Start of Records provided
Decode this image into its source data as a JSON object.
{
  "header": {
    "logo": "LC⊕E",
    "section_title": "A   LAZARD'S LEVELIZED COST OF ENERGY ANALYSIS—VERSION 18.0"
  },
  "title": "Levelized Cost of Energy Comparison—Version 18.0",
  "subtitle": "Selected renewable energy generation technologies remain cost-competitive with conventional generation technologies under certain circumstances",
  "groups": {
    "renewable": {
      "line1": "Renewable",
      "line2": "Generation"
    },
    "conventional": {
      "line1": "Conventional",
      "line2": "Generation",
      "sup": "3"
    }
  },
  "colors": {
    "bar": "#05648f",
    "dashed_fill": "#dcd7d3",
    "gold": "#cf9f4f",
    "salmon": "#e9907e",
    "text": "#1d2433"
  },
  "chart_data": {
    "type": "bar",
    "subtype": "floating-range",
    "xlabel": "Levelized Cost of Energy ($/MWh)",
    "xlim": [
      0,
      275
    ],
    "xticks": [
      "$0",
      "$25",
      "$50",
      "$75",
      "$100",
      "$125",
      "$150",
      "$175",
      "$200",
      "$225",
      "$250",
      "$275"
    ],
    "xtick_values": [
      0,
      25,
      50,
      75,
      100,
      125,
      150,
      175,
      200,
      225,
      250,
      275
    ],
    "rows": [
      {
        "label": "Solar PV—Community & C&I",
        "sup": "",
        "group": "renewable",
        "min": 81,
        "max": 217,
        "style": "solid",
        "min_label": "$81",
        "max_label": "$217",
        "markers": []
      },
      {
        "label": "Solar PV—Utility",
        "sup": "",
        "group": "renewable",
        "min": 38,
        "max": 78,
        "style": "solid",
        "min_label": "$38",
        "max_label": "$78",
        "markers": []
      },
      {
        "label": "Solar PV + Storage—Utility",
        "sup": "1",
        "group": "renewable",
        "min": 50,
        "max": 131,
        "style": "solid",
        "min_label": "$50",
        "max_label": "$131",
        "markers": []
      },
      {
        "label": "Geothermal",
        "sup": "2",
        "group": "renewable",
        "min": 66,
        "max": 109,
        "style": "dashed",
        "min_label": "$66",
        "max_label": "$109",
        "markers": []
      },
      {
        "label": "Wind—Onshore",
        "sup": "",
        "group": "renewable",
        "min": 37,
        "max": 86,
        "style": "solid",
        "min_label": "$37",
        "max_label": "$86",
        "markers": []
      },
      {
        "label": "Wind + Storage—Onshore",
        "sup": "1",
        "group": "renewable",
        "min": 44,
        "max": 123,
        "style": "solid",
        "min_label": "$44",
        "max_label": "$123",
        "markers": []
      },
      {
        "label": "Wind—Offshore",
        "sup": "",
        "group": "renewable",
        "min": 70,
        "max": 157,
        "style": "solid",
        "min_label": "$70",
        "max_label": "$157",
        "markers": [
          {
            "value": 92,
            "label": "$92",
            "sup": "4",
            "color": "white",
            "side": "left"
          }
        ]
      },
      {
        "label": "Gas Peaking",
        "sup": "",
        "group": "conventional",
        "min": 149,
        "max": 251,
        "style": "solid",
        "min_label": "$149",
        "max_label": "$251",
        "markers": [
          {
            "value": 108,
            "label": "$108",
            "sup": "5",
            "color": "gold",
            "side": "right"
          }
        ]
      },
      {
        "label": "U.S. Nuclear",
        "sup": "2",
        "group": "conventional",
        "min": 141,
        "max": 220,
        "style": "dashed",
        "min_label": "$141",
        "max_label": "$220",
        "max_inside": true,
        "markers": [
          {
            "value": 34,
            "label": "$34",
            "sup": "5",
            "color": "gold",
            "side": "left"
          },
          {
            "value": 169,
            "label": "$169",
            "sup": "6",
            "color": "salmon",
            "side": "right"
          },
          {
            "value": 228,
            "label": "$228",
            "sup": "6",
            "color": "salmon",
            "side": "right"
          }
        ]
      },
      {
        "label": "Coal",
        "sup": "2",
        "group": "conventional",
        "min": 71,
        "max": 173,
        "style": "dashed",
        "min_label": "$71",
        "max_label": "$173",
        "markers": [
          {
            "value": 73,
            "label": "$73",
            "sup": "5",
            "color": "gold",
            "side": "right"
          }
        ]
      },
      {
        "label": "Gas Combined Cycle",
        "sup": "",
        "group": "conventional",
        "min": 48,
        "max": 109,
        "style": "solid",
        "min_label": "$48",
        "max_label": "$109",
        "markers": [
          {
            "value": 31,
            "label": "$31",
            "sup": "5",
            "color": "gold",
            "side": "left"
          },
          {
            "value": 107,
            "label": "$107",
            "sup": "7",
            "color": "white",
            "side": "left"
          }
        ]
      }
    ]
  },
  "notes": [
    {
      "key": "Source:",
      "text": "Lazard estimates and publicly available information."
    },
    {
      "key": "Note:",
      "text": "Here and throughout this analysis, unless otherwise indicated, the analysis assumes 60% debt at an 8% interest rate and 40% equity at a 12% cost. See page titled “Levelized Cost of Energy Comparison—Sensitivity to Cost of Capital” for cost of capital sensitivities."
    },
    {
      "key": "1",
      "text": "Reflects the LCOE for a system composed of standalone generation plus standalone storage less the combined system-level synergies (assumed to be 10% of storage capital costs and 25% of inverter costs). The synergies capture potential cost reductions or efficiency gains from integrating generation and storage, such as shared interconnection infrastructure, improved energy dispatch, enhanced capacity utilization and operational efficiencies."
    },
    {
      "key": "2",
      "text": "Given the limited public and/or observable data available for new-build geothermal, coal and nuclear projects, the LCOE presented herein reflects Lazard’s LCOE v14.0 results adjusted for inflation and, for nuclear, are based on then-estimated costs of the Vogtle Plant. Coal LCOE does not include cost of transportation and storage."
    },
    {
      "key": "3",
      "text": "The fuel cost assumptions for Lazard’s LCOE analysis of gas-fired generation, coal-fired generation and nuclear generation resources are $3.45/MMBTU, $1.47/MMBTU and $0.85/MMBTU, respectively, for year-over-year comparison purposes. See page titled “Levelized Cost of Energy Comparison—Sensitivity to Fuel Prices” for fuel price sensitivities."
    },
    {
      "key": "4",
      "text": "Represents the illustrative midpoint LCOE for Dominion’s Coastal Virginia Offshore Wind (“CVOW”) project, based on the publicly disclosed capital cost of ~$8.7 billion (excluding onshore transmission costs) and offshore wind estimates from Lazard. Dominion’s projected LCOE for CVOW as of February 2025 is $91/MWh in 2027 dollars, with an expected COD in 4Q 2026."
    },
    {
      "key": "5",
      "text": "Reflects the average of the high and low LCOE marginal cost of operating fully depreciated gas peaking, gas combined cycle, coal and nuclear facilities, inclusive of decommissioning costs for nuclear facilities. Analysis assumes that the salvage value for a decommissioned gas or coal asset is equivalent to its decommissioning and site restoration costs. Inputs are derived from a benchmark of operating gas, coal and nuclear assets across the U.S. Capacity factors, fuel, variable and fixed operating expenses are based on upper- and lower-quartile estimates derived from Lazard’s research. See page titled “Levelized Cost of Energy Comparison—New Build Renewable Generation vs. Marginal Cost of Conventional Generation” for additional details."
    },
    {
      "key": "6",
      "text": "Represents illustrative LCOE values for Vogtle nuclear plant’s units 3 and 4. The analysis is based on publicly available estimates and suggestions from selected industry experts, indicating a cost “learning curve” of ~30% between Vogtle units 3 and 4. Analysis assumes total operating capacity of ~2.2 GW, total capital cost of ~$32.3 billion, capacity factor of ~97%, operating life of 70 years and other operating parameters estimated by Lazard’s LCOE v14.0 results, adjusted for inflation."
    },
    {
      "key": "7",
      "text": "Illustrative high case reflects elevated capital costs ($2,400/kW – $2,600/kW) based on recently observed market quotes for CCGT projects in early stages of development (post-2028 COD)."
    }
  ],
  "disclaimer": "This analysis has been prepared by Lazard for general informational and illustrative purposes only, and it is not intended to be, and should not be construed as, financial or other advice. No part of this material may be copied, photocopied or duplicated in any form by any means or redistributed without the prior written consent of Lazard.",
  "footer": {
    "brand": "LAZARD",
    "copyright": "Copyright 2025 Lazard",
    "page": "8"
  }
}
End of Records provided
§ **Exercise brief**
Count the lines in the records above that hold the word "Solar", and give only that number.

§ **Written response**
3